* _STATED TASK_
The records below must be transcribed exactly. Do not include the pictures.
========
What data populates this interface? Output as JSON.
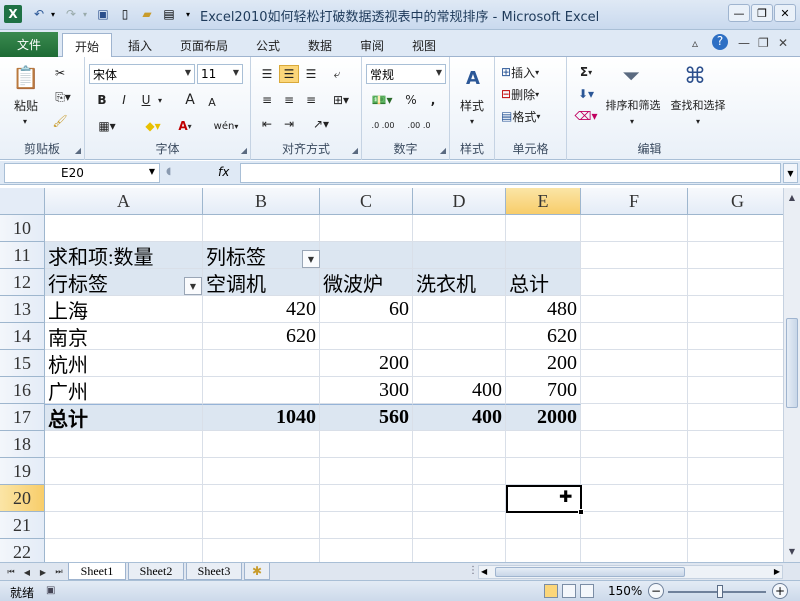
{
  "window": {
    "title": "Excel2010如何轻松打破数据透视表中的常规排序 - Microsoft Excel",
    "app_icon_letter": "X"
  },
  "tabs": [
    {
      "label": "文件"
    },
    {
      "label": "开始"
    },
    {
      "label": "插入"
    },
    {
      "label": "页面布局"
    },
    {
      "label": "公式"
    },
    {
      "label": "数据"
    },
    {
      "label": "审阅"
    },
    {
      "label": "视图"
    }
  ],
  "ribbon": {
    "clipboard": {
      "label": "剪贴板",
      "paste": "粘贴"
    },
    "font": {
      "label": "字体",
      "name": "宋体",
      "size": "11",
      "bold": "B",
      "italic": "I",
      "underline": "U",
      "grow": "A",
      "shrink": "A",
      "font_color": "A",
      "phonetic": "wén"
    },
    "alignment": {
      "label": "对齐方式"
    },
    "number": {
      "label": "数字",
      "format": "常规",
      "percent": "%",
      "comma": ",",
      "inc_decimal": ".0 .00",
      "dec_decimal": ".00 .0"
    },
    "styles": {
      "label": "样式",
      "button": "样式"
    },
    "cells": {
      "label": "单元格",
      "insert": "插入",
      "delete": "删除",
      "format": "格式"
    },
    "editing": {
      "label": "编辑",
      "sum": "Σ",
      "sort_filter": "排序和筛选",
      "find_select": "查找和选择"
    }
  },
  "formula_bar": {
    "name_box": "E20",
    "fx": "fx",
    "formula": ""
  },
  "columns": [
    "A",
    "B",
    "C",
    "D",
    "E",
    "F",
    "G"
  ],
  "selected_column": "E",
  "rows": [
    {
      "num": "10",
      "cells": {}
    },
    {
      "num": "11",
      "cells": {
        "A": "求和项:数量",
        "B": "列标签"
      }
    },
    {
      "num": "12",
      "cells": {
        "A": "行标签",
        "B": "空调机",
        "C": "微波炉",
        "D": "洗衣机",
        "E": "总计"
      }
    },
    {
      "num": "13",
      "cells": {
        "A": "上海",
        "B": "420",
        "C": "60",
        "E": "480"
      }
    },
    {
      "num": "14",
      "cells": {
        "A": "南京",
        "B": "620",
        "E": "620"
      }
    },
    {
      "num": "15",
      "cells": {
        "A": "杭州",
        "C": "200",
        "E": "200"
      }
    },
    {
      "num": "16",
      "cells": {
        "A": "广州",
        "C": "300",
        "D": "400",
        "E": "700"
      }
    },
    {
      "num": "17",
      "cells": {
        "A": "总计",
        "B": "1040",
        "C": "560",
        "D": "400",
        "E": "2000"
      }
    },
    {
      "num": "18",
      "cells": {}
    },
    {
      "num": "19",
      "cells": {}
    },
    {
      "num": "20",
      "cells": {}
    },
    {
      "num": "21",
      "cells": {}
    },
    {
      "num": "22",
      "cells": {}
    }
  ],
  "selected_row": "20",
  "active_cell": "E20",
  "sheets": [
    {
      "name": "Sheet1",
      "active": true
    },
    {
      "name": "Sheet2",
      "active": false
    },
    {
      "name": "Sheet3",
      "active": false
    }
  ],
  "status": {
    "text": "就绪",
    "zoom": "150%",
    "zoom_minus": "−",
    "zoom_plus": "+"
  },
  "colors": {
    "pivot_header": "#dce6f1",
    "selection_header": "#f8cd6a",
    "file_tab": "#1e6b35"
  }
}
========
* _SOLUTION TO THIS PROBLEM_
What data populates this interface? Output as JSON.
{
  "window": {
    "title": "Excel2010如何轻松打破数据透视表中的常规排序 - Microsoft Excel",
    "app_icon_letter": "X"
  },
  "tabs": [
    {
      "label": "文件"
    },
    {
      "label": "开始"
    },
    {
      "label": "插入"
    },
    {
      "label": "页面布局"
    },
    {
      "label": "公式"
    },
    {
      "label": "数据"
    },
    {
      "label": "审阅"
    },
    {
      "label": "视图"
    }
  ],
  "ribbon": {
    "clipboard": {
      "label": "剪贴板",
      "paste": "粘贴"
    },
    "font": {
      "label": "字体",
      "name": "宋体",
      "size": "11",
      "bold": "B",
      "italic": "I",
      "underline": "U",
      "grow": "A",
      "shrink": "A",
      "font_color": "A",
      "phonetic": "wén"
    },
    "alignment": {
      "label": "对齐方式"
    },
    "number": {
      "label": "数字",
      "format": "常规",
      "percent": "%",
      "comma": ",",
      "inc_decimal": ".0 .00",
      "dec_decimal": ".00 .0"
    },
    "styles": {
      "label": "样式",
      "button": "样式"
    },
    "cells": {
      "label": "单元格",
      "insert": "插入",
      "delete": "删除",
      "format": "格式"
    },
    "editing": {
      "label": "编辑",
      "sum": "Σ",
      "sort_filter": "排序和筛选",
      "find_select": "查找和选择"
    }
  },
  "formula_bar": {
    "name_box": "E20",
    "fx": "fx",
    "formula": ""
  },
  "columns": [
    "A",
    "B",
    "C",
    "D",
    "E",
    "F",
    "G"
  ],
  "selected_column": "E",
  "rows": [
    {
      "num": "10",
      "cells": {}
    },
    {
      "num": "11",
      "cells": {
        "A": "求和项:数量",
        "B": "列标签"
      }
    },
    {
      "num": "12",
      "cells": {
        "A": "行标签",
        "B": "空调机",
        "C": "微波炉",
        "D": "洗衣机",
        "E": "总计"
      }
    },
    {
      "num": "13",
      "cells": {
        "A": "上海",
        "B": "420",
        "C": "60",
        "E": "480"
      }
    },
    {
      "num": "14",
      "cells": {
        "A": "南京",
        "B": "620",
        "E": "620"
      }
    },
    {
      "num": "15",
      "cells": {
        "A": "杭州",
        "C": "200",
        "E": "200"
      }
    },
    {
      "num": "16",
      "cells": {
        "A": "广州",
        "C": "300",
        "D": "400",
        "E": "700"
      }
    },
    {
      "num": "17",
      "cells": {
        "A": "总计",
        "B": "1040",
        "C": "560",
        "D": "400",
        "E": "2000"
      }
    },
    {
      "num": "18",
      "cells": {}
    },
    {
      "num": "19",
      "cells": {}
    },
    {
      "num": "20",
      "cells": {}
    },
    {
      "num": "21",
      "cells": {}
    },
    {
      "num": "22",
      "cells": {}
    }
  ],
  "selected_row": "20",
  "active_cell": "E20",
  "sheets": [
    {
      "name": "Sheet1",
      "active": true
    },
    {
      "name": "Sheet2",
      "active": false
    },
    {
      "name": "Sheet3",
      "active": false
    }
  ],
  "status": {
    "text": "就绪",
    "zoom": "150%",
    "zoom_minus": "−",
    "zoom_plus": "+"
  },
  "colors": {
    "pivot_header": "#dce6f1",
    "selection_header": "#f8cd6a",
    "file_tab": "#1e6b35"
  }
}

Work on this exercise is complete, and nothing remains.